■ **Aim of the task**
The word to look for is "image". Report every line of the entries below that has it.

┌─ Data listing

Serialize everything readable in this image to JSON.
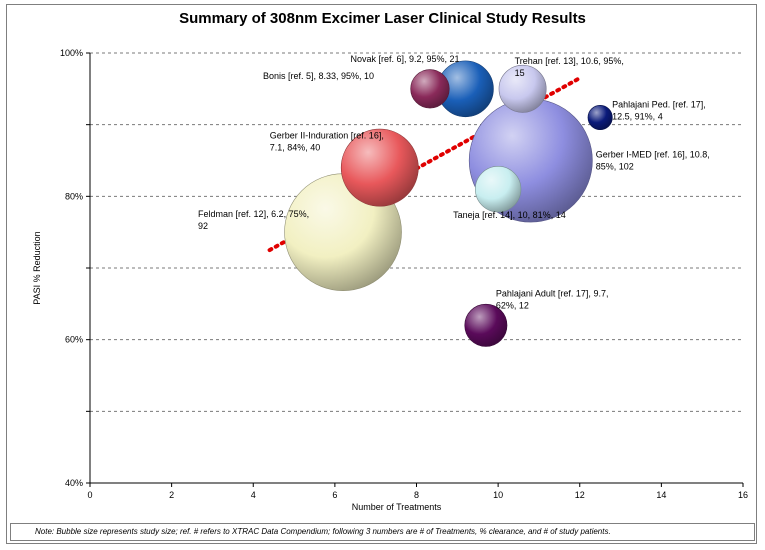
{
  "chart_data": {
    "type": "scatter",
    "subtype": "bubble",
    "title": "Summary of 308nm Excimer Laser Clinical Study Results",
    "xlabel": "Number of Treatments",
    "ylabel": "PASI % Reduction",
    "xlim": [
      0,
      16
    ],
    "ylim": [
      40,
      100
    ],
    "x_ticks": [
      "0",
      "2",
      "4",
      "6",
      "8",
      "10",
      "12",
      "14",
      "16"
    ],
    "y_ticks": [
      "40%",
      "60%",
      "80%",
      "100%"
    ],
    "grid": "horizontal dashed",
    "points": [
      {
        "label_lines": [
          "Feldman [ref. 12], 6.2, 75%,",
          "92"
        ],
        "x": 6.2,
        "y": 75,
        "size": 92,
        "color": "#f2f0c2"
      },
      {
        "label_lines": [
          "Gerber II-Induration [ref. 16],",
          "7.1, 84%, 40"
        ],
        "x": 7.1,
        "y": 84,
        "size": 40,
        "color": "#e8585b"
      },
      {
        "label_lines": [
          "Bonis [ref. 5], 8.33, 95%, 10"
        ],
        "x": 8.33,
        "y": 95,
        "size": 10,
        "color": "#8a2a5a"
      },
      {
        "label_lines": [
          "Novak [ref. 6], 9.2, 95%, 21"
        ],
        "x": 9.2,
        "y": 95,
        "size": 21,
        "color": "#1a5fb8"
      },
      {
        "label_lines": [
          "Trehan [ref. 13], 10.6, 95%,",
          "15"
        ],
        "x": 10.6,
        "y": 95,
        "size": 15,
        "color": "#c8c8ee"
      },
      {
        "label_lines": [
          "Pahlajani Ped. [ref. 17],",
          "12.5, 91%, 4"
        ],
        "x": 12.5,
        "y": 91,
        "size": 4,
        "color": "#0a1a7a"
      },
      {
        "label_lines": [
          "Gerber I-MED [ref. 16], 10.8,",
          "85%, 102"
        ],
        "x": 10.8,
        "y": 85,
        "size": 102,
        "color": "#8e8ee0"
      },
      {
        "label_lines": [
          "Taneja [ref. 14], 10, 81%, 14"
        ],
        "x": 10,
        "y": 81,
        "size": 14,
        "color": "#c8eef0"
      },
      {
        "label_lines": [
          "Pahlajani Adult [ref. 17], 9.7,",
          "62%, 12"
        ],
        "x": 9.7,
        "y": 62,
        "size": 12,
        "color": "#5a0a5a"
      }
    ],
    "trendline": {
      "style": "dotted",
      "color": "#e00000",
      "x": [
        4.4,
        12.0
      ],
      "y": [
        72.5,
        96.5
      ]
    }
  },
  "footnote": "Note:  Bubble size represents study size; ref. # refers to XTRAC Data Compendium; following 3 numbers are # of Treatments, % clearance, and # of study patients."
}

└─
┌─ Data listing

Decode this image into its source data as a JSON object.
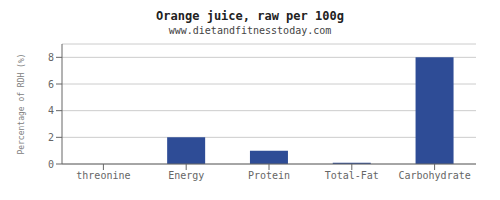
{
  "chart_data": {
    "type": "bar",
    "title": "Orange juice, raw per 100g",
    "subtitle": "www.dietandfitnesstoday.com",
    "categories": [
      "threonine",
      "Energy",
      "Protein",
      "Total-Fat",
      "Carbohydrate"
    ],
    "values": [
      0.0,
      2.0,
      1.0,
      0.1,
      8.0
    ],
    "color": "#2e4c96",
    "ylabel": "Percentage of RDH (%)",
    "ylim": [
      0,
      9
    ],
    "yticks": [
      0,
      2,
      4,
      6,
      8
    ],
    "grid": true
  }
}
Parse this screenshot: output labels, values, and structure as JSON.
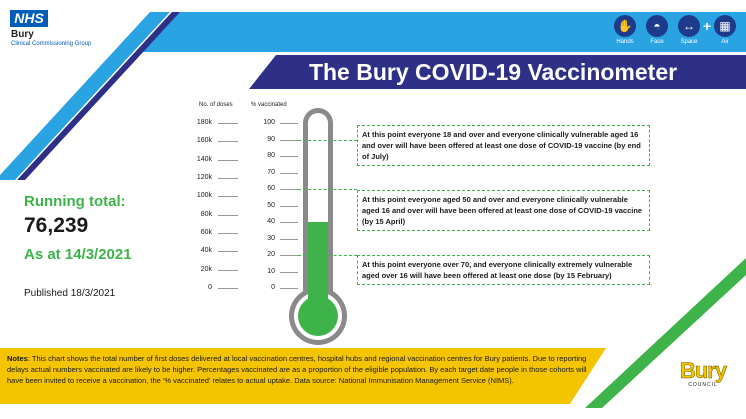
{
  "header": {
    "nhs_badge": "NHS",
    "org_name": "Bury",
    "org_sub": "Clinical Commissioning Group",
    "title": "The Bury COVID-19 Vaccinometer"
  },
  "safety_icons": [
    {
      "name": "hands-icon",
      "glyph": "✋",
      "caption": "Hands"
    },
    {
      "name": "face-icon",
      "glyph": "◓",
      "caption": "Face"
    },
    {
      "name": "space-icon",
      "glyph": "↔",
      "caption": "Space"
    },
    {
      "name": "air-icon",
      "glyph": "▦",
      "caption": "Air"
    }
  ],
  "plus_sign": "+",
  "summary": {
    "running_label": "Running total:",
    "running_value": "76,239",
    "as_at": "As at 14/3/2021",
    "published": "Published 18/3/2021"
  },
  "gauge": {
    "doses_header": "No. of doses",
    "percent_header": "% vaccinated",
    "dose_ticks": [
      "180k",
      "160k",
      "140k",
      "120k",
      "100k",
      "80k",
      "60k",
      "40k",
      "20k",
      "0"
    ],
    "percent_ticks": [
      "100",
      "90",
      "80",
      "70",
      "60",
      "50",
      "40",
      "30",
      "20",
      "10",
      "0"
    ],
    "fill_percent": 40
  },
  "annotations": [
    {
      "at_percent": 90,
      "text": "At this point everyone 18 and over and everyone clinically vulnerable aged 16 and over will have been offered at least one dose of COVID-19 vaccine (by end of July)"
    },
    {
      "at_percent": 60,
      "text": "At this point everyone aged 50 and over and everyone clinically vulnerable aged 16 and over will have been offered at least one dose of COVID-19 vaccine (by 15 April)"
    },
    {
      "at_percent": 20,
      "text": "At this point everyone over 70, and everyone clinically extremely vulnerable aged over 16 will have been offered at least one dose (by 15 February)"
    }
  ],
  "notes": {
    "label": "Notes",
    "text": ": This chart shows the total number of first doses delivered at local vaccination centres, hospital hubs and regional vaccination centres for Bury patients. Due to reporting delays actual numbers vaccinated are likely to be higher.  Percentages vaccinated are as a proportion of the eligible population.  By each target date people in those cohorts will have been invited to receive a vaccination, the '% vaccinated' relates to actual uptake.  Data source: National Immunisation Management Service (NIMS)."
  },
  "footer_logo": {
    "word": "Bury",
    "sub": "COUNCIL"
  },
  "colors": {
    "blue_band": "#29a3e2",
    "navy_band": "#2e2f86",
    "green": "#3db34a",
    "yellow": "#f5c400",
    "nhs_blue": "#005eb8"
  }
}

└─

■ **Output for this exercise**
Serialize everything readable in this image to JSON.
Decode this image into its source data as a JSON object.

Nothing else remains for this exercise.